>> begin Input data

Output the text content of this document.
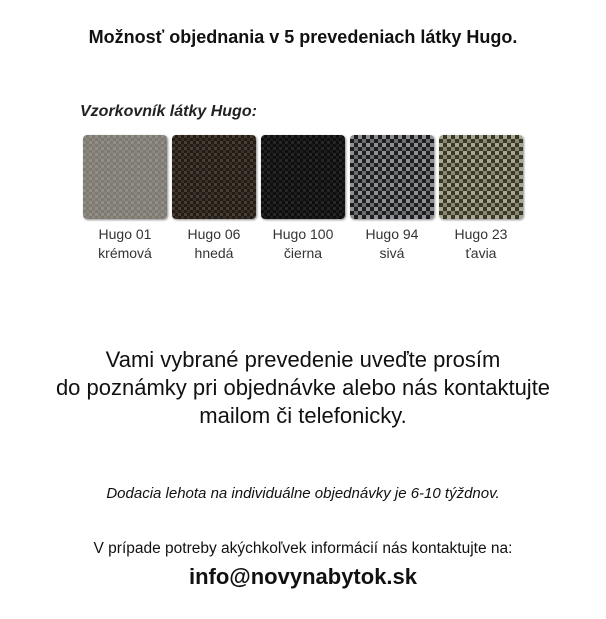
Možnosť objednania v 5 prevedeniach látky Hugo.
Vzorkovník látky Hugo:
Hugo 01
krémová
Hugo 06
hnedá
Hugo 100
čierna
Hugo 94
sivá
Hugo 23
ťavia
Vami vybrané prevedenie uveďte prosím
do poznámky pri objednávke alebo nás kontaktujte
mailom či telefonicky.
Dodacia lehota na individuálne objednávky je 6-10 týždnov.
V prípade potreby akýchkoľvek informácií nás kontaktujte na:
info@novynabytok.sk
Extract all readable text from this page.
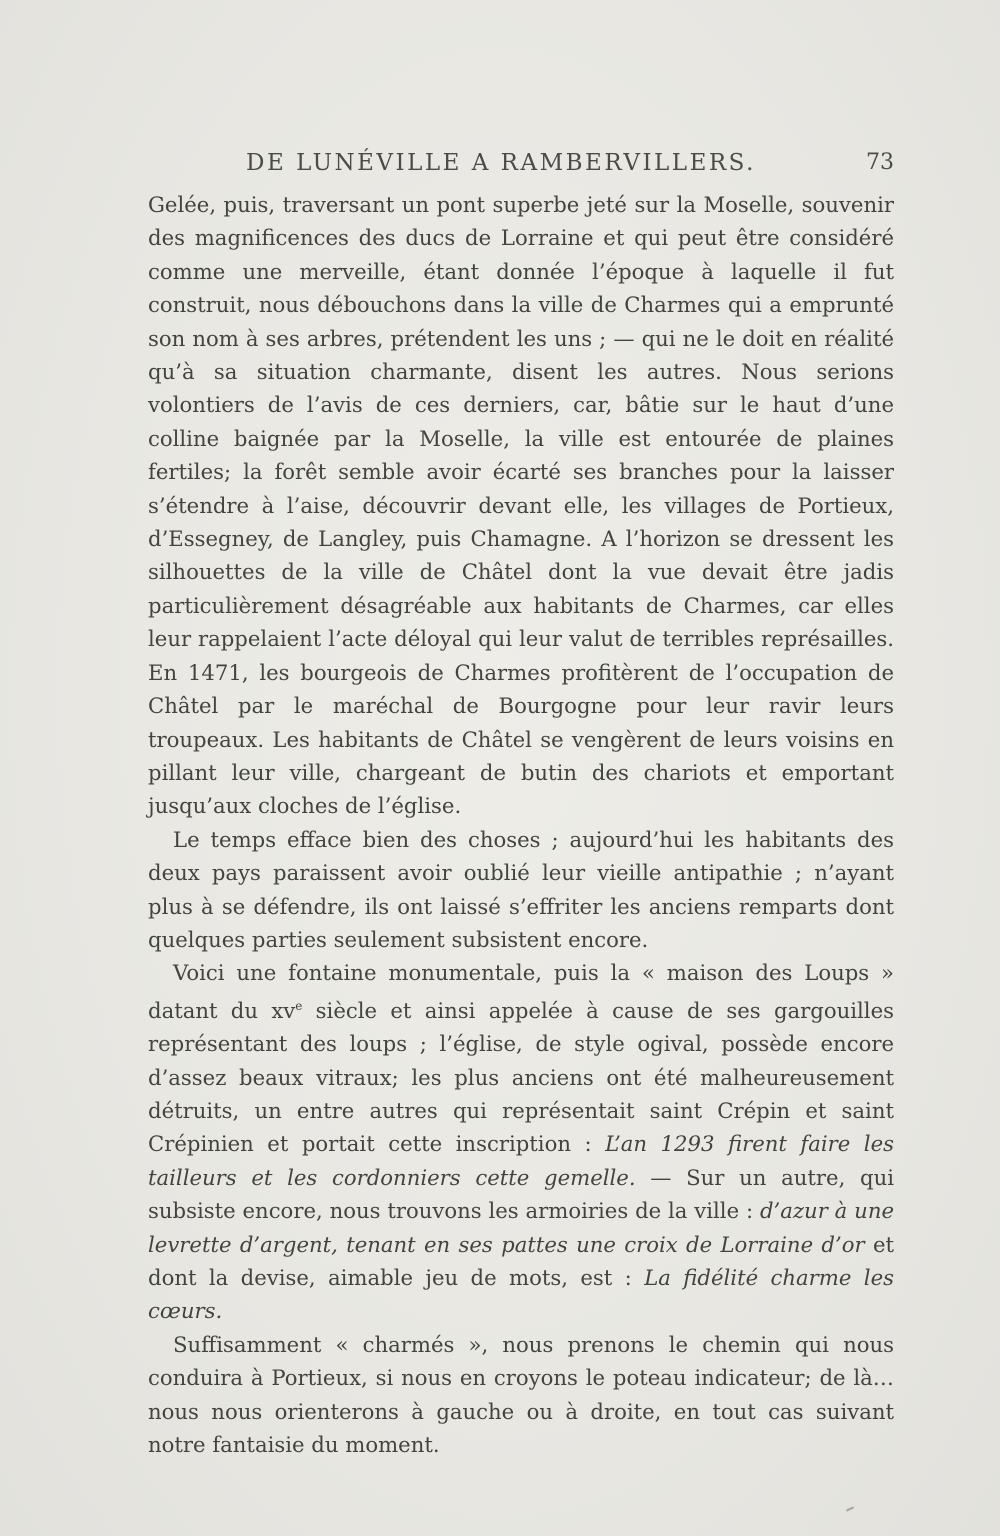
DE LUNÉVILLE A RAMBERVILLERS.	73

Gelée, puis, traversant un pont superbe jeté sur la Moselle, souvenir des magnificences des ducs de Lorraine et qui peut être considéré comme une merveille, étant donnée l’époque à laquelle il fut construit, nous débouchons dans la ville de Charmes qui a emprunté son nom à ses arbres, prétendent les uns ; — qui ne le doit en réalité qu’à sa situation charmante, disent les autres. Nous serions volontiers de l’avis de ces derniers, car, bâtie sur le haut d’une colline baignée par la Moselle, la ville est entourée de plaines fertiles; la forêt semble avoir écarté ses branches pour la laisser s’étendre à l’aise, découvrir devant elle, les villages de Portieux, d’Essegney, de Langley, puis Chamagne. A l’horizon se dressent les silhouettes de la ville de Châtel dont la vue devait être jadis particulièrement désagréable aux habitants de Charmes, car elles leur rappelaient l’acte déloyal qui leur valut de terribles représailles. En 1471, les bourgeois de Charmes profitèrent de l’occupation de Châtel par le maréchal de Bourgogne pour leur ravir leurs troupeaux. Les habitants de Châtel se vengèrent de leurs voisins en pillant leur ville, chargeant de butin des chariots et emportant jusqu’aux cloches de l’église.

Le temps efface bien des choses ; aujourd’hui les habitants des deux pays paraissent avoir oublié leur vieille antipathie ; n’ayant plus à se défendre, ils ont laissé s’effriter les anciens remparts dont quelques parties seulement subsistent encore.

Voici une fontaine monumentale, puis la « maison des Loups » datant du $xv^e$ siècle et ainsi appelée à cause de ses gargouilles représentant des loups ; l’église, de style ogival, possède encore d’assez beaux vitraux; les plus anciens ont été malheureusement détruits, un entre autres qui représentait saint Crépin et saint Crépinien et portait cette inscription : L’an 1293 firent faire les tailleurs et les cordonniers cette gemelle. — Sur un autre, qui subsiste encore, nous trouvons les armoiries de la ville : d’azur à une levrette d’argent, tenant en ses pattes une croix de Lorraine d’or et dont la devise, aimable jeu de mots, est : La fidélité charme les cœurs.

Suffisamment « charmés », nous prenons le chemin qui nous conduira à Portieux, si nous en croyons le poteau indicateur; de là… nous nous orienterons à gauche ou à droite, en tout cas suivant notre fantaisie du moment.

>> end Input data

All lines of the data above that include the word "text" must be shown.

### [Answer below]
Output the text content of this document.
Extract all readable text from this page.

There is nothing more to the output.